■ **Task details**: Repeat the listing word for word. No pictures belong in the copy.

■ **Record extracts**:

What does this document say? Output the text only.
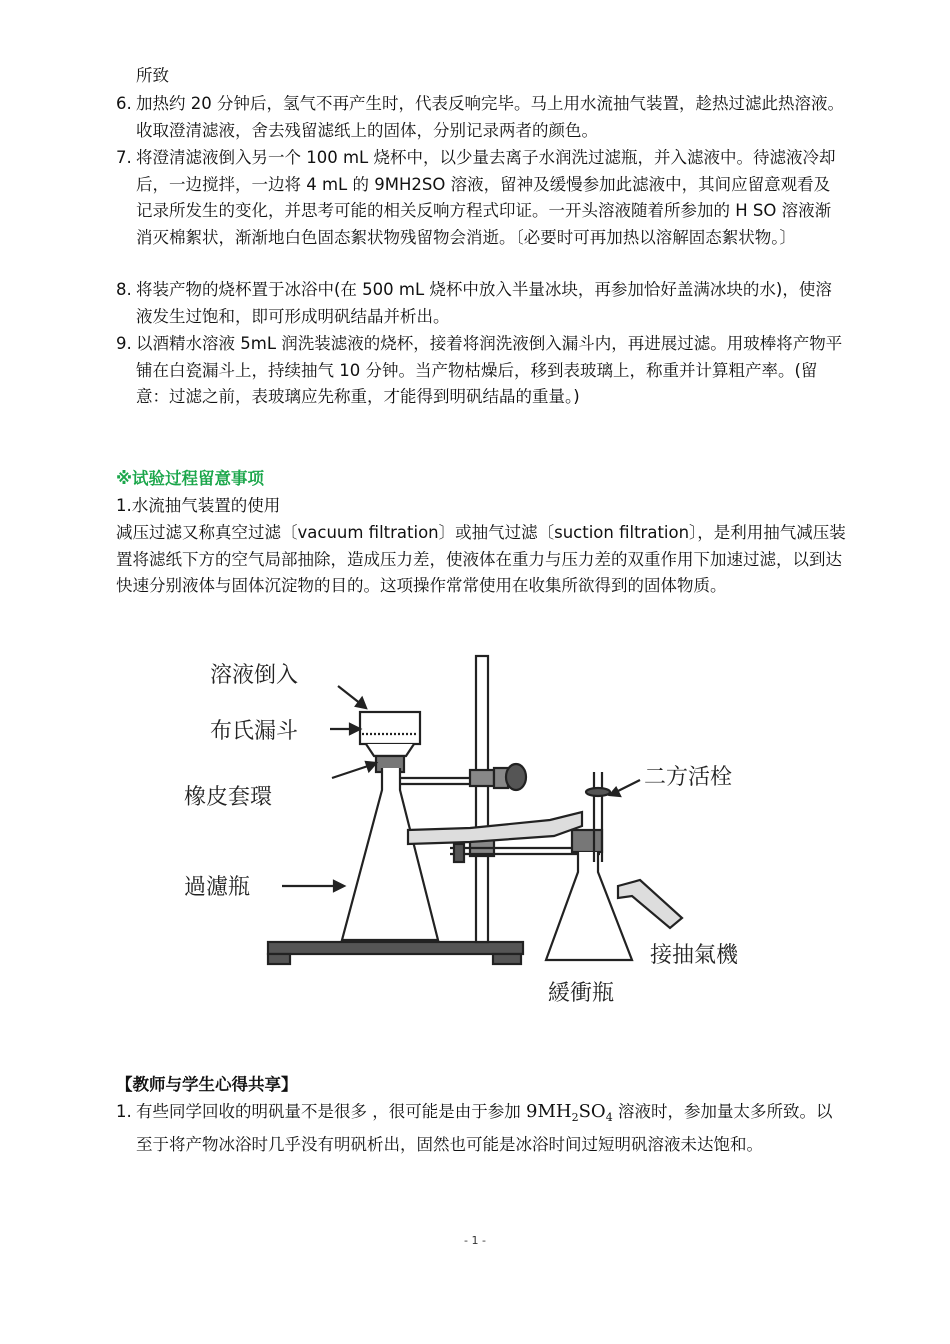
所致
6. 加热约 20 分钟后，氢气不再产生时，代表反响完毕。马上用水流抽气装置，趁热过滤此热溶液。收取澄清滤液，舍去残留滤纸上的固体，分别记录两者的颜色。
7. 将澄清滤液倒入另一个 100 mL 烧杯中，以少量去离子水润洗过滤瓶，并入滤液中。待滤液冷却后，一边搅拌，一边将 4 mL 的 9MH2SO 溶液，留神及缓慢参加此滤液中，其间应留意观看及记录所发生的变化，并思考可能的相关反响方程式印证。一开头溶液随着所参加的 H SO 溶液渐消灭棉絮状，渐渐地白色固态絮状物残留物会消逝。〔必要时可再加热以溶解固态絮状物。〕
8. 将装产物的烧杯置于冰浴中(在 500 mL 烧杯中放入半量冰块，再参加恰好盖满冰块的水)，使溶液发生过饱和，即可形成明矾结晶并析出。
9. 以酒精水溶液 5mL 润洗装滤液的烧杯，接着将润洗液倒入漏斗内，再进展过滤。用玻棒将产物平铺在白瓷漏斗上，持续抽气 10 分钟。当产物枯燥后，移到表玻璃上，称重并计算粗产率。(留意：过滤之前，表玻璃应先称重，才能得到明矾结晶的重量。)
※试验过程留意事项
1.水流抽气装置的使用
减压过滤又称真空过滤〔vacuum filtration〕或抽气过滤〔suction filtration〕，是利用抽气减压装置将滤纸下方的空气局部抽除，造成压力差，使液体在重力与压力差的双重作用下加速过滤，以到达快速分别液体与固体沉淀物的目的。这项操作常常使用在收集所欲得到的固体物质。
溶液倒入
布氏漏斗
橡皮套環
過濾瓶
二方活栓
接抽氣機
緩衝瓶
【教师与学生心得共享】
1. 有些同学回收的明矾量不是很多 ，很可能是由于参加 $9MH_2SO_4$ 溶液时，参加量太多所致。以至于将产物冰浴时几乎没有明矾析出，固然也可能是冰浴时间过短明矾溶液未达饱和。
- 1 -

■ **Exercise answer**:
What does this document say? Output the text only.
所致
6. 加热约 20 分钟后，氢气不再产生时，代表反响完毕。马上用水流抽气装置，趁热过滤此热溶液。收取澄清滤液，舍去残留滤纸上的固体，分别记录两者的颜色。
7. 将澄清滤液倒入另一个 100 mL 烧杯中，以少量去离子水润洗过滤瓶，并入滤液中。待滤液冷却后，一边搅拌，一边将 4 mL 的 9MH2SO 溶液，留神及缓慢参加此滤液中，其间应留意观看及记录所发生的变化，并思考可能的相关反响方程式印证。一开头溶液随着所参加的 H SO 溶液渐消灭棉絮状，渐渐地白色固态絮状物残留物会消逝。〔必要时可再加热以溶解固态絮状物。〕
8. 将装产物的烧杯置于冰浴中(在 500 mL 烧杯中放入半量冰块，再参加恰好盖满冰块的水)，使溶液发生过饱和，即可形成明矾结晶并析出。
9. 以酒精水溶液 5mL 润洗装滤液的烧杯，接着将润洗液倒入漏斗内，再进展过滤。用玻棒将产物平铺在白瓷漏斗上，持续抽气 10 分钟。当产物枯燥后，移到表玻璃上，称重并计算粗产率。(留意：过滤之前，表玻璃应先称重，才能得到明矾结晶的重量。)
※试验过程留意事项
1.水流抽气装置的使用
减压过滤又称真空过滤〔vacuum filtration〕或抽气过滤〔suction filtration〕，是利用抽气减压装置将滤纸下方的空气局部抽除，造成压力差，使液体在重力与压力差的双重作用下加速过滤，以到达快速分别液体与固体沉淀物的目的。这项操作常常使用在收集所欲得到的固体物质。
溶液倒入
布氏漏斗
橡皮套環
過濾瓶
二方活栓
接抽氣機
緩衝瓶
【教师与学生心得共享】
1. 有些同学回收的明矾量不是很多 ，很可能是由于参加 $9MH_2SO_4$ 溶液时，参加量太多所致。以至于将产物冰浴时几乎没有明矾析出，固然也可能是冰浴时间过短明矾溶液未达饱和。
- 1 -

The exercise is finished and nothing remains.